───── Extracted entries
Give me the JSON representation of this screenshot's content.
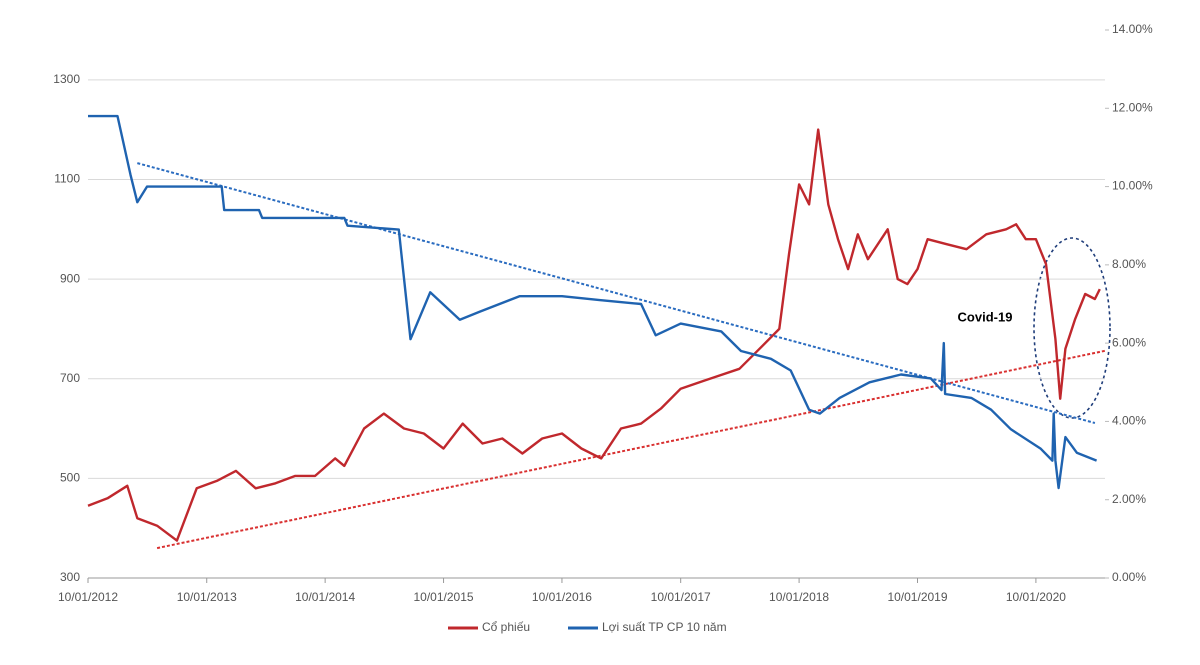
{
  "chart_data": {
    "type": "line",
    "xlim": [
      "10/01/2012",
      "10/08/2020"
    ],
    "xticks": [
      "10/01/2012",
      "10/01/2013",
      "10/01/2014",
      "10/01/2015",
      "10/01/2016",
      "10/01/2017",
      "10/01/2018",
      "10/01/2019",
      "10/01/2020"
    ],
    "ylim": [
      300,
      1400
    ],
    "yticks": [
      300,
      500,
      700,
      900,
      1100,
      1300
    ],
    "y2lim": [
      0,
      14
    ],
    "y2ticks": [
      {
        "value": 0,
        "label": "0.00%"
      },
      {
        "value": 2,
        "label": "2.00%"
      },
      {
        "value": 4,
        "label": "4.00%"
      },
      {
        "value": 6,
        "label": "6.00%"
      },
      {
        "value": 8,
        "label": "8.00%"
      },
      {
        "value": 10,
        "label": "10.00%"
      },
      {
        "value": 12,
        "label": "12.00%"
      },
      {
        "value": 14,
        "label": "14.00%"
      }
    ],
    "grid": true,
    "legend": "bottom",
    "series": [
      {
        "name": "Cổ phiếu",
        "color": "#c0282d",
        "x": [
          "10/01/2012",
          "10/03/2012",
          "10/05/2012",
          "10/06/2012",
          "10/08/2012",
          "10/10/2012",
          "10/12/2012",
          "10/02/2013",
          "10/04/2013",
          "10/06/2013",
          "10/08/2013",
          "10/10/2013",
          "10/12/2013",
          "10/02/2014",
          "10/03/2014",
          "10/05/2014",
          "10/07/2014",
          "10/09/2014",
          "10/11/2014",
          "10/01/2015",
          "10/03/2015",
          "10/05/2015",
          "10/07/2015",
          "10/09/2015",
          "10/11/2015",
          "10/01/2016",
          "10/03/2016",
          "10/05/2016",
          "10/07/2016",
          "10/09/2016",
          "10/11/2016",
          "10/01/2017",
          "10/04/2017",
          "10/07/2017",
          "10/09/2017",
          "10/11/2017",
          "10/12/2017",
          "10/01/2018",
          "10/02/2018",
          "10/03/2018",
          "10/04/2018",
          "10/05/2018",
          "10/06/2018",
          "10/07/2018",
          "10/08/2018",
          "10/10/2018",
          "10/11/2018",
          "10/12/2018",
          "10/01/2019",
          "10/02/2019",
          "10/04/2019",
          "10/06/2019",
          "10/08/2019",
          "10/10/2019",
          "10/11/2019",
          "10/12/2019",
          "10/01/2020",
          "10/02/2020",
          "10/03/2020",
          "25/03/2020",
          "10/04/2020",
          "10/05/2020",
          "10/06/2020",
          "10/07/2020",
          "25/07/2020"
        ],
        "values": [
          445,
          460,
          485,
          420,
          405,
          375,
          480,
          495,
          515,
          480,
          490,
          505,
          505,
          540,
          525,
          600,
          630,
          600,
          590,
          560,
          610,
          570,
          580,
          550,
          580,
          590,
          560,
          540,
          600,
          610,
          640,
          680,
          700,
          720,
          760,
          800,
          950,
          1090,
          1050,
          1200,
          1050,
          980,
          920,
          990,
          940,
          1000,
          900,
          890,
          920,
          980,
          970,
          960,
          990,
          1000,
          1010,
          980,
          980,
          930,
          780,
          660,
          760,
          820,
          870,
          860,
          880
        ]
      },
      {
        "name": "Lợi suất TP CP 10 năm",
        "color": "#1f63b0",
        "axis": "y2",
        "x": [
          "10/01/2012",
          "10/04/2012",
          "20/05/2012",
          "10/06/2012",
          "10/07/2012",
          "25/02/2013",
          "05/03/2013",
          "20/06/2013",
          "30/06/2013",
          "10/03/2014",
          "20/03/2014",
          "25/08/2014",
          "30/09/2014",
          "30/11/2014",
          "01/03/2015",
          "01/05/2015",
          "01/09/2015",
          "10/01/2016",
          "05/05/2016",
          "10/09/2016",
          "25/10/2016",
          "10/01/2017",
          "15/05/2017",
          "15/07/2017",
          "15/10/2017",
          "15/12/2017",
          "10/02/2018",
          "15/03/2018",
          "15/05/2018",
          "15/08/2018",
          "20/11/2018",
          "20/02/2019",
          "25/03/2019",
          "01/04/2019",
          "05/04/2019",
          "25/06/2019",
          "25/08/2019",
          "25/10/2019",
          "25/01/2020",
          "01/03/2020",
          "05/03/2020",
          "10/03/2020",
          "20/03/2020",
          "10/04/2020",
          "15/05/2020",
          "15/07/2020"
        ],
        "values": [
          11.8,
          11.8,
          10.3,
          9.6,
          10.0,
          10.0,
          9.4,
          9.4,
          9.2,
          9.2,
          9.0,
          8.9,
          6.1,
          7.3,
          6.6,
          6.8,
          7.2,
          7.2,
          7.1,
          7.0,
          6.2,
          6.5,
          6.3,
          5.8,
          5.6,
          5.3,
          4.3,
          4.2,
          4.6,
          5.0,
          5.2,
          5.1,
          4.8,
          6.0,
          4.7,
          4.6,
          4.3,
          3.8,
          3.3,
          3.0,
          4.2,
          3.0,
          2.3,
          3.6,
          3.2,
          3.0
        ]
      }
    ],
    "trend_lines": [
      {
        "color": "#d93030",
        "x": [
          "10/08/2012",
          "10/08/2020"
        ],
        "values": [
          360,
          756
        ]
      },
      {
        "color": "#2a6cc0",
        "axis": "y2",
        "x": [
          "10/06/2012",
          "10/07/2020"
        ],
        "values": [
          10.6,
          3.96
        ]
      }
    ],
    "annotations": [
      {
        "text": "Covid-19"
      }
    ]
  }
}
──────────
[What you have to do]: Write out the listing above exactly as it stands, pictures excluded.

[Written solution]:
Give me the JSON representation of this screenshot's content.
{
  "chart_data": {
    "type": "line",
    "xlim": [
      "10/01/2012",
      "10/08/2020"
    ],
    "xticks": [
      "10/01/2012",
      "10/01/2013",
      "10/01/2014",
      "10/01/2015",
      "10/01/2016",
      "10/01/2017",
      "10/01/2018",
      "10/01/2019",
      "10/01/2020"
    ],
    "ylim": [
      300,
      1400
    ],
    "yticks": [
      300,
      500,
      700,
      900,
      1100,
      1300
    ],
    "y2lim": [
      0,
      14
    ],
    "y2ticks": [
      {
        "value": 0,
        "label": "0.00%"
      },
      {
        "value": 2,
        "label": "2.00%"
      },
      {
        "value": 4,
        "label": "4.00%"
      },
      {
        "value": 6,
        "label": "6.00%"
      },
      {
        "value": 8,
        "label": "8.00%"
      },
      {
        "value": 10,
        "label": "10.00%"
      },
      {
        "value": 12,
        "label": "12.00%"
      },
      {
        "value": 14,
        "label": "14.00%"
      }
    ],
    "grid": true,
    "legend": "bottom",
    "series": [
      {
        "name": "Cổ phiếu",
        "color": "#c0282d",
        "x": [
          "10/01/2012",
          "10/03/2012",
          "10/05/2012",
          "10/06/2012",
          "10/08/2012",
          "10/10/2012",
          "10/12/2012",
          "10/02/2013",
          "10/04/2013",
          "10/06/2013",
          "10/08/2013",
          "10/10/2013",
          "10/12/2013",
          "10/02/2014",
          "10/03/2014",
          "10/05/2014",
          "10/07/2014",
          "10/09/2014",
          "10/11/2014",
          "10/01/2015",
          "10/03/2015",
          "10/05/2015",
          "10/07/2015",
          "10/09/2015",
          "10/11/2015",
          "10/01/2016",
          "10/03/2016",
          "10/05/2016",
          "10/07/2016",
          "10/09/2016",
          "10/11/2016",
          "10/01/2017",
          "10/04/2017",
          "10/07/2017",
          "10/09/2017",
          "10/11/2017",
          "10/12/2017",
          "10/01/2018",
          "10/02/2018",
          "10/03/2018",
          "10/04/2018",
          "10/05/2018",
          "10/06/2018",
          "10/07/2018",
          "10/08/2018",
          "10/10/2018",
          "10/11/2018",
          "10/12/2018",
          "10/01/2019",
          "10/02/2019",
          "10/04/2019",
          "10/06/2019",
          "10/08/2019",
          "10/10/2019",
          "10/11/2019",
          "10/12/2019",
          "10/01/2020",
          "10/02/2020",
          "10/03/2020",
          "25/03/2020",
          "10/04/2020",
          "10/05/2020",
          "10/06/2020",
          "10/07/2020",
          "25/07/2020"
        ],
        "values": [
          445,
          460,
          485,
          420,
          405,
          375,
          480,
          495,
          515,
          480,
          490,
          505,
          505,
          540,
          525,
          600,
          630,
          600,
          590,
          560,
          610,
          570,
          580,
          550,
          580,
          590,
          560,
          540,
          600,
          610,
          640,
          680,
          700,
          720,
          760,
          800,
          950,
          1090,
          1050,
          1200,
          1050,
          980,
          920,
          990,
          940,
          1000,
          900,
          890,
          920,
          980,
          970,
          960,
          990,
          1000,
          1010,
          980,
          980,
          930,
          780,
          660,
          760,
          820,
          870,
          860,
          880
        ]
      },
      {
        "name": "Lợi suất TP CP 10 năm",
        "color": "#1f63b0",
        "axis": "y2",
        "x": [
          "10/01/2012",
          "10/04/2012",
          "20/05/2012",
          "10/06/2012",
          "10/07/2012",
          "25/02/2013",
          "05/03/2013",
          "20/06/2013",
          "30/06/2013",
          "10/03/2014",
          "20/03/2014",
          "25/08/2014",
          "30/09/2014",
          "30/11/2014",
          "01/03/2015",
          "01/05/2015",
          "01/09/2015",
          "10/01/2016",
          "05/05/2016",
          "10/09/2016",
          "25/10/2016",
          "10/01/2017",
          "15/05/2017",
          "15/07/2017",
          "15/10/2017",
          "15/12/2017",
          "10/02/2018",
          "15/03/2018",
          "15/05/2018",
          "15/08/2018",
          "20/11/2018",
          "20/02/2019",
          "25/03/2019",
          "01/04/2019",
          "05/04/2019",
          "25/06/2019",
          "25/08/2019",
          "25/10/2019",
          "25/01/2020",
          "01/03/2020",
          "05/03/2020",
          "10/03/2020",
          "20/03/2020",
          "10/04/2020",
          "15/05/2020",
          "15/07/2020"
        ],
        "values": [
          11.8,
          11.8,
          10.3,
          9.6,
          10.0,
          10.0,
          9.4,
          9.4,
          9.2,
          9.2,
          9.0,
          8.9,
          6.1,
          7.3,
          6.6,
          6.8,
          7.2,
          7.2,
          7.1,
          7.0,
          6.2,
          6.5,
          6.3,
          5.8,
          5.6,
          5.3,
          4.3,
          4.2,
          4.6,
          5.0,
          5.2,
          5.1,
          4.8,
          6.0,
          4.7,
          4.6,
          4.3,
          3.8,
          3.3,
          3.0,
          4.2,
          3.0,
          2.3,
          3.6,
          3.2,
          3.0
        ]
      }
    ],
    "trend_lines": [
      {
        "color": "#d93030",
        "x": [
          "10/08/2012",
          "10/08/2020"
        ],
        "values": [
          360,
          756
        ]
      },
      {
        "color": "#2a6cc0",
        "axis": "y2",
        "x": [
          "10/06/2012",
          "10/07/2020"
        ],
        "values": [
          10.6,
          3.96
        ]
      }
    ],
    "annotations": [
      {
        "text": "Covid-19"
      }
    ]
  }
}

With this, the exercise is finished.